→ **EXERCISE AIM**
Return the rows below word for word, from the first one through the line containing "photo: trees by".

## BEGIN GIVEN DATA

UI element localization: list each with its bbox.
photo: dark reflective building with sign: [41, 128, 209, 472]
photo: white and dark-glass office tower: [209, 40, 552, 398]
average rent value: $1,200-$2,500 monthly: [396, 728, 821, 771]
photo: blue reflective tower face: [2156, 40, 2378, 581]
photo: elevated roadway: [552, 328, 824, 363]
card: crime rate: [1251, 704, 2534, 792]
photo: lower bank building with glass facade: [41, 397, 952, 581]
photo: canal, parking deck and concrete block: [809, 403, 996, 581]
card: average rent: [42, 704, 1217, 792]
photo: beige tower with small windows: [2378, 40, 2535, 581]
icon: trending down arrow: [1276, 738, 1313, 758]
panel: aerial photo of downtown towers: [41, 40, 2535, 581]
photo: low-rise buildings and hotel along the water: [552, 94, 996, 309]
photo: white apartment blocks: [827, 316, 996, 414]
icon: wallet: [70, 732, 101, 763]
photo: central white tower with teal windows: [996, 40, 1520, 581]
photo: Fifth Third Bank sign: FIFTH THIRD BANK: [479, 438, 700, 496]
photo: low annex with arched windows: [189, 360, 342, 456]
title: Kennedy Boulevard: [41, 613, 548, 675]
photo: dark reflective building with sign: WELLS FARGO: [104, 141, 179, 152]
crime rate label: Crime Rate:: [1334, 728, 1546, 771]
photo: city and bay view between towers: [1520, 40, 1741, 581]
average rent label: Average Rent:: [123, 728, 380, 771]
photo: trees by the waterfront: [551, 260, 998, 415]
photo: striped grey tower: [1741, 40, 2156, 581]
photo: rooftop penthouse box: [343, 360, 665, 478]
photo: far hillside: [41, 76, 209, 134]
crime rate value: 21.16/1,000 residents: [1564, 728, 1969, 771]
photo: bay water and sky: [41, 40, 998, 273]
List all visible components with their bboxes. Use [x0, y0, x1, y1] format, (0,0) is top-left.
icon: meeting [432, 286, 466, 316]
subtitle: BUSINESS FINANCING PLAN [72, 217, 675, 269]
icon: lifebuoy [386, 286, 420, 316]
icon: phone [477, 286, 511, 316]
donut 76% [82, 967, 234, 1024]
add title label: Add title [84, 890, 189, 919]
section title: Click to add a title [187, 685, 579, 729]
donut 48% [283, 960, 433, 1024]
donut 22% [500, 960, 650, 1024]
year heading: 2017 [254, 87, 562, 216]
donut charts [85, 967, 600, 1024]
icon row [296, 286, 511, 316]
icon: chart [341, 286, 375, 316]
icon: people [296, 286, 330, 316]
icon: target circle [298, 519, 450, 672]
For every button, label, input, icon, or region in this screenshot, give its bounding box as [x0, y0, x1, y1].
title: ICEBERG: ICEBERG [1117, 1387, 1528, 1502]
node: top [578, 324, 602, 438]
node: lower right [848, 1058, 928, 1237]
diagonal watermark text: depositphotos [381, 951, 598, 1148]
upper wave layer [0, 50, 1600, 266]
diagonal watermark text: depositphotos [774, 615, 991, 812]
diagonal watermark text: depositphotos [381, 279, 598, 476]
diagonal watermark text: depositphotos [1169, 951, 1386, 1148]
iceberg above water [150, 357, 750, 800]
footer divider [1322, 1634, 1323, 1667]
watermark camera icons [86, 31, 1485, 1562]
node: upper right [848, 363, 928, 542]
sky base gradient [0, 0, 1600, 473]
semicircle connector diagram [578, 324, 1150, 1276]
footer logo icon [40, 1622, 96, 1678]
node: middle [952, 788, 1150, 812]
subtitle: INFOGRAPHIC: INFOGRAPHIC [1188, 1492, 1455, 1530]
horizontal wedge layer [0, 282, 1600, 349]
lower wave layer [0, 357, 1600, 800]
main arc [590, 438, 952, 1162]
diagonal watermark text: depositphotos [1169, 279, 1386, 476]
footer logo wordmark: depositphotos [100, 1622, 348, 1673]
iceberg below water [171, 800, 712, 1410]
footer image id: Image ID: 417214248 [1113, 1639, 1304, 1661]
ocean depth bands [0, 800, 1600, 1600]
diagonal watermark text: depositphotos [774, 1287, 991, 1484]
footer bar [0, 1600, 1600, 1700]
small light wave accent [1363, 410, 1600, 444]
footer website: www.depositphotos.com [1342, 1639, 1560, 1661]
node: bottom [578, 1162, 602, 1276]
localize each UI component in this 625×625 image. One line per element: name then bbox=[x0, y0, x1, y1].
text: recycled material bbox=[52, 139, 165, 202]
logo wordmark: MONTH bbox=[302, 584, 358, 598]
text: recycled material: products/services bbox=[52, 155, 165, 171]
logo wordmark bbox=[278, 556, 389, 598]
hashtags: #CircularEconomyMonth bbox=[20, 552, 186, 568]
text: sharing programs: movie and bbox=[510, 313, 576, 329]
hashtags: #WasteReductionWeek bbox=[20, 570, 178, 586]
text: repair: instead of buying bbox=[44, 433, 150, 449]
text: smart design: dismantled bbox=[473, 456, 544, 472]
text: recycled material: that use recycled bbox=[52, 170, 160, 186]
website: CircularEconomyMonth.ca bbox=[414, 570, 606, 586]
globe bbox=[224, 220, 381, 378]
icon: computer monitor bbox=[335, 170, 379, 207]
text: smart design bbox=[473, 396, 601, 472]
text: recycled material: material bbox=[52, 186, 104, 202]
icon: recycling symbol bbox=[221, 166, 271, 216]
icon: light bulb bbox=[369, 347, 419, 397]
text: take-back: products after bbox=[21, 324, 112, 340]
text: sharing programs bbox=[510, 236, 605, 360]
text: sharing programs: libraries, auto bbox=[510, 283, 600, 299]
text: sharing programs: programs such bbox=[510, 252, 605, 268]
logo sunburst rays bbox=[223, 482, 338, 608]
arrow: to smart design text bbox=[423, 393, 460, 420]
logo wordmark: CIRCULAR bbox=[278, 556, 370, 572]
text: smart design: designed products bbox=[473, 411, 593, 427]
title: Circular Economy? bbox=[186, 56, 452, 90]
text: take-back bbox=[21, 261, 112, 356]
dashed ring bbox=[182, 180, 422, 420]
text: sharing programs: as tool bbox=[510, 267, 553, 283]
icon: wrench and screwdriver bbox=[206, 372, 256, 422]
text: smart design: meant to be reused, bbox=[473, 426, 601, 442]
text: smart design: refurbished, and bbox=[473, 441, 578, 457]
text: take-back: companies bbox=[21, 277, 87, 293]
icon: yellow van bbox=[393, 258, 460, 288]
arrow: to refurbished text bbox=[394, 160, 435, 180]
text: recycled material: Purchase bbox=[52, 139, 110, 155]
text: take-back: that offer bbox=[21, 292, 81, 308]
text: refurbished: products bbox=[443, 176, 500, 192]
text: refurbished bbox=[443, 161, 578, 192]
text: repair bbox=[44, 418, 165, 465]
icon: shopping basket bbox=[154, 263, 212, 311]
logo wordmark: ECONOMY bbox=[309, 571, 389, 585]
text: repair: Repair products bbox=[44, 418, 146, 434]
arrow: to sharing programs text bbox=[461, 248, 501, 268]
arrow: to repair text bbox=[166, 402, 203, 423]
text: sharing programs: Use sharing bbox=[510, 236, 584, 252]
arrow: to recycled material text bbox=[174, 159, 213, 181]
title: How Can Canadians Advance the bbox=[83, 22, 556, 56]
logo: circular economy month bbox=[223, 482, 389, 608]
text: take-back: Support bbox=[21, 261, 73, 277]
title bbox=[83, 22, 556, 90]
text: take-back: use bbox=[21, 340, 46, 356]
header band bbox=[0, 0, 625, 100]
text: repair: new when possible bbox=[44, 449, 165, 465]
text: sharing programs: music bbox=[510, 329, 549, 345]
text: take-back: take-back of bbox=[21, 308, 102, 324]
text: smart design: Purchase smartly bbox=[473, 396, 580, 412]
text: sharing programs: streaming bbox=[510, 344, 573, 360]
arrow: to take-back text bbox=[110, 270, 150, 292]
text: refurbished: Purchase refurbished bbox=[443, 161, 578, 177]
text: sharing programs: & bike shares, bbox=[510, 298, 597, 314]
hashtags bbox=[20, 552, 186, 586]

## END GIVEN DATA

→ **COMPLETED EXERCISE**
UI element localization: list each with its bbox.
photo: dark reflective building with sign: [41, 128, 209, 472]
photo: white and dark-glass office tower: [209, 40, 552, 398]
average rent value: $1,200-$2,500 monthly: [396, 728, 821, 771]
photo: blue reflective tower face: [2156, 40, 2378, 581]
photo: elevated roadway: [552, 328, 824, 363]
card: crime rate: [1251, 704, 2534, 792]
photo: lower bank building with glass facade: [41, 397, 952, 581]
photo: canal, parking deck and concrete block: [809, 403, 996, 581]
card: average rent: [42, 704, 1217, 792]
photo: beige tower with small windows: [2378, 40, 2535, 581]
icon: trending down arrow: [1276, 738, 1313, 758]
panel: aerial photo of downtown towers: [41, 40, 2535, 581]
photo: low-rise buildings and hotel along the water: [552, 94, 996, 309]
photo: white apartment blocks: [827, 316, 996, 414]
icon: wallet: [70, 732, 101, 763]
photo: central white tower with teal windows: [996, 40, 1520, 581]
photo: Fifth Third Bank sign: FIFTH THIRD BANK: [479, 438, 700, 496]
photo: low annex with arched windows: [189, 360, 342, 456]
title: Kennedy Boulevard: [41, 613, 548, 675]
photo: dark reflective building with sign: WELLS FARGO: [104, 141, 179, 152]
crime rate label: Crime Rate:: [1334, 728, 1546, 771]
photo: city and bay view between towers: [1520, 40, 1741, 581]
average rent label: Average Rent:: [123, 728, 380, 771]
photo: trees by the waterfront: [551, 260, 998, 415]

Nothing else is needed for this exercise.